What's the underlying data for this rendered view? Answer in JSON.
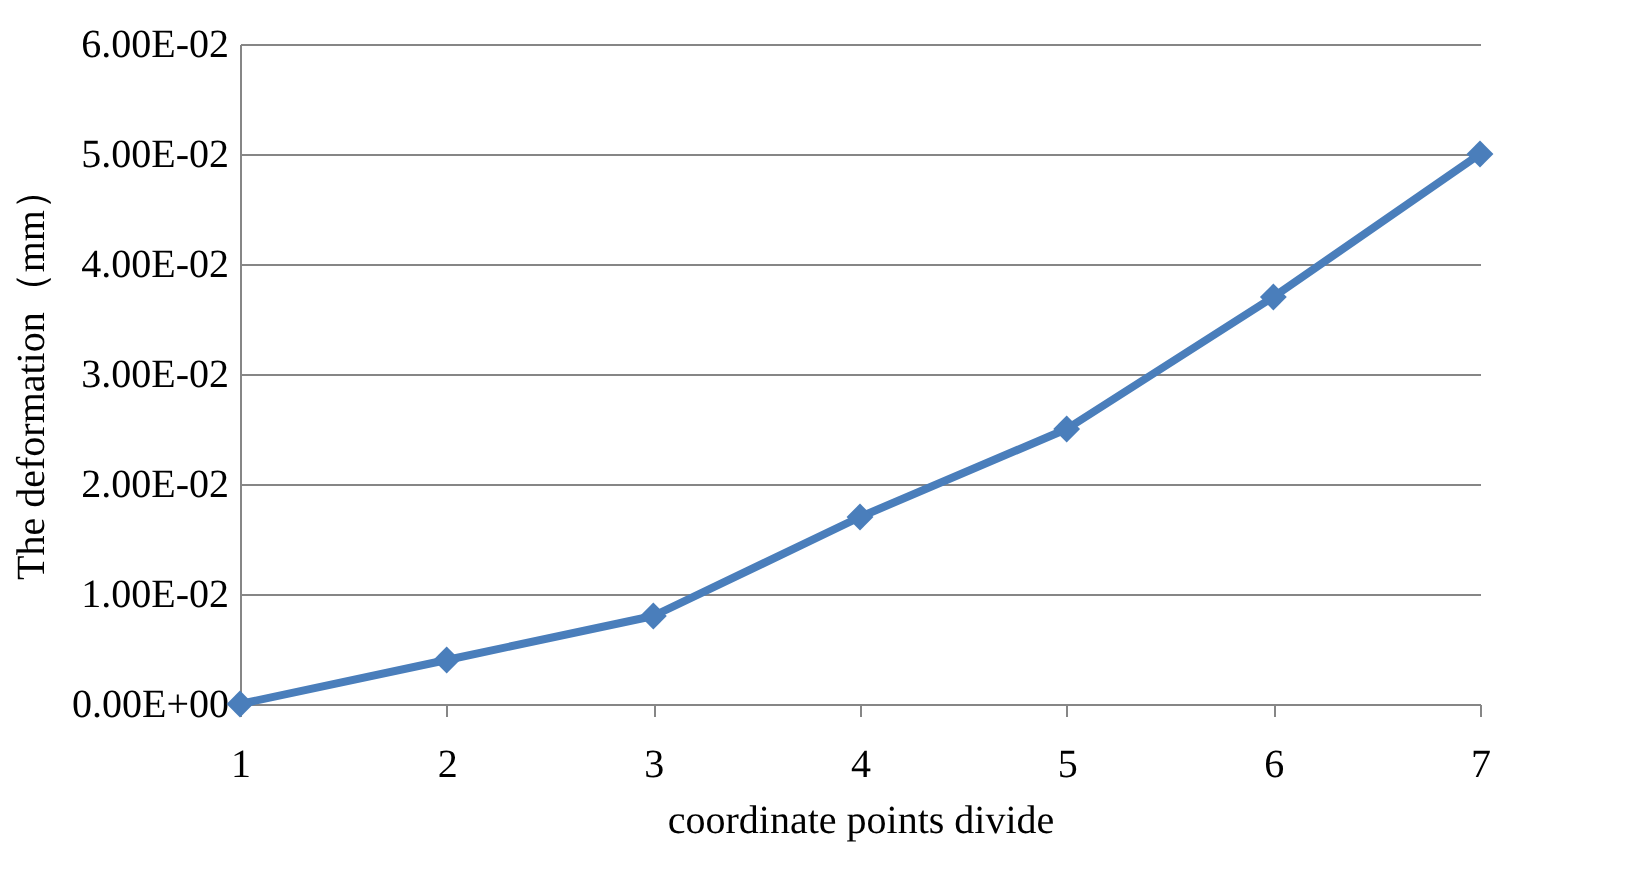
{
  "chart_data": {
    "type": "line",
    "xlabel": "coordinate points divide",
    "ylabel": "The deformation（mm）",
    "x": [
      1,
      2,
      3,
      4,
      5,
      6,
      7
    ],
    "series": [
      {
        "color": "#4a7ebb",
        "values": [
          0,
          0.004,
          0.008,
          0.017,
          0.025,
          0.037,
          0.05
        ]
      }
    ],
    "xlim": [
      1,
      7
    ],
    "xticks": [
      1,
      2,
      3,
      4,
      5,
      6,
      7
    ],
    "ylim": [
      0,
      0.06
    ],
    "yticks": [
      {
        "value": 0,
        "label": "0.00E+00"
      },
      {
        "value": 0.01,
        "label": "1.00E-02"
      },
      {
        "value": 0.02,
        "label": "2.00E-02"
      },
      {
        "value": 0.03,
        "label": "3.00E-02"
      },
      {
        "value": 0.04,
        "label": "4.00E-02"
      },
      {
        "value": 0.05,
        "label": "5.00E-02"
      },
      {
        "value": 0.06,
        "label": "6.00E-02"
      }
    ],
    "grid": "y",
    "marker": "diamond",
    "line_style": "solid"
  }
}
○ ○ ○ ○ ○ ○ ○
WORK TO BE COMPLETED: Please write out all of the material above without changing a word, and omit any pictures.

FINAL RESULT:
What's the underlying data for this rendered view? Answer in JSON.
{
  "chart_data": {
    "type": "line",
    "xlabel": "coordinate points divide",
    "ylabel": "The deformation（mm）",
    "x": [
      1,
      2,
      3,
      4,
      5,
      6,
      7
    ],
    "series": [
      {
        "color": "#4a7ebb",
        "values": [
          0,
          0.004,
          0.008,
          0.017,
          0.025,
          0.037,
          0.05
        ]
      }
    ],
    "xlim": [
      1,
      7
    ],
    "xticks": [
      1,
      2,
      3,
      4,
      5,
      6,
      7
    ],
    "ylim": [
      0,
      0.06
    ],
    "yticks": [
      {
        "value": 0,
        "label": "0.00E+00"
      },
      {
        "value": 0.01,
        "label": "1.00E-02"
      },
      {
        "value": 0.02,
        "label": "2.00E-02"
      },
      {
        "value": 0.03,
        "label": "3.00E-02"
      },
      {
        "value": 0.04,
        "label": "4.00E-02"
      },
      {
        "value": 0.05,
        "label": "5.00E-02"
      },
      {
        "value": 0.06,
        "label": "6.00E-02"
      }
    ],
    "grid": "y",
    "marker": "diamond",
    "line_style": "solid"
  }
}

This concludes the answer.